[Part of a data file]

^^^^^^^^^^^^^^^^

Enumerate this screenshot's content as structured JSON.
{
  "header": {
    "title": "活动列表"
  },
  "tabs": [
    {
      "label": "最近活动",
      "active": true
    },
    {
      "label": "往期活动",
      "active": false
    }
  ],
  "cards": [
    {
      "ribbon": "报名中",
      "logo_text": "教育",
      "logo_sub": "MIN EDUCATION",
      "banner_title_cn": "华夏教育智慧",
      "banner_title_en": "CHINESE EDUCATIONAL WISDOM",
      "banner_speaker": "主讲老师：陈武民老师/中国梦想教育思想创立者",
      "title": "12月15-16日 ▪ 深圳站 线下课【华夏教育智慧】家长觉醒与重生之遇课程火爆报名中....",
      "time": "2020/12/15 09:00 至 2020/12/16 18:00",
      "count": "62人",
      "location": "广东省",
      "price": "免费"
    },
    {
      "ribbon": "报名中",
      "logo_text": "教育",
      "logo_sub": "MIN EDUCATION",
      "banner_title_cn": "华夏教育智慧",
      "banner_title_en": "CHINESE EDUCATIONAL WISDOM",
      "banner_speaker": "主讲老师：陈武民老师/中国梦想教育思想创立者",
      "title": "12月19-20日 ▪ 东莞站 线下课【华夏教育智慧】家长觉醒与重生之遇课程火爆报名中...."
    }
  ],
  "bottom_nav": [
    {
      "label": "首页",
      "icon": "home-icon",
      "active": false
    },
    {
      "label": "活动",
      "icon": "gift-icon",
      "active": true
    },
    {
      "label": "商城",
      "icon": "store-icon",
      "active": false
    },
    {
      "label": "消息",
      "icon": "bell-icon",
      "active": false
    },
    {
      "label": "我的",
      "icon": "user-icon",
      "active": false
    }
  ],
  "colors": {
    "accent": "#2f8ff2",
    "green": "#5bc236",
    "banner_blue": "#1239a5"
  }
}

^^^^^^^^^^^^^^^^

__TASK REQUIREMENTS__: Repeat the material above exactly.

__RIGHT ANSWER__:
Enumerate this screenshot's content as structured JSON.
{
  "header": {
    "title": "活动列表"
  },
  "tabs": [
    {
      "label": "最近活动",
      "active": true
    },
    {
      "label": "往期活动",
      "active": false
    }
  ],
  "cards": [
    {
      "ribbon": "报名中",
      "logo_text": "教育",
      "logo_sub": "MIN EDUCATION",
      "banner_title_cn": "华夏教育智慧",
      "banner_title_en": "CHINESE EDUCATIONAL WISDOM",
      "banner_speaker": "主讲老师：陈武民老师/中国梦想教育思想创立者",
      "title": "12月15-16日 ▪ 深圳站 线下课【华夏教育智慧】家长觉醒与重生之遇课程火爆报名中....",
      "time": "2020/12/15 09:00 至 2020/12/16 18:00",
      "count": "62人",
      "location": "广东省",
      "price": "免费"
    },
    {
      "ribbon": "报名中",
      "logo_text": "教育",
      "logo_sub": "MIN EDUCATION",
      "banner_title_cn": "华夏教育智慧",
      "banner_title_en": "CHINESE EDUCATIONAL WISDOM",
      "banner_speaker": "主讲老师：陈武民老师/中国梦想教育思想创立者",
      "title": "12月19-20日 ▪ 东莞站 线下课【华夏教育智慧】家长觉醒与重生之遇课程火爆报名中...."
    }
  ],
  "bottom_nav": [
    {
      "label": "首页",
      "icon": "home-icon",
      "active": false
    },
    {
      "label": "活动",
      "icon": "gift-icon",
      "active": true
    },
    {
      "label": "商城",
      "icon": "store-icon",
      "active": false
    },
    {
      "label": "消息",
      "icon": "bell-icon",
      "active": false
    },
    {
      "label": "我的",
      "icon": "user-icon",
      "active": false
    }
  ],
  "colors": {
    "accent": "#2f8ff2",
    "green": "#5bc236",
    "banner_blue": "#1239a5"
  }
}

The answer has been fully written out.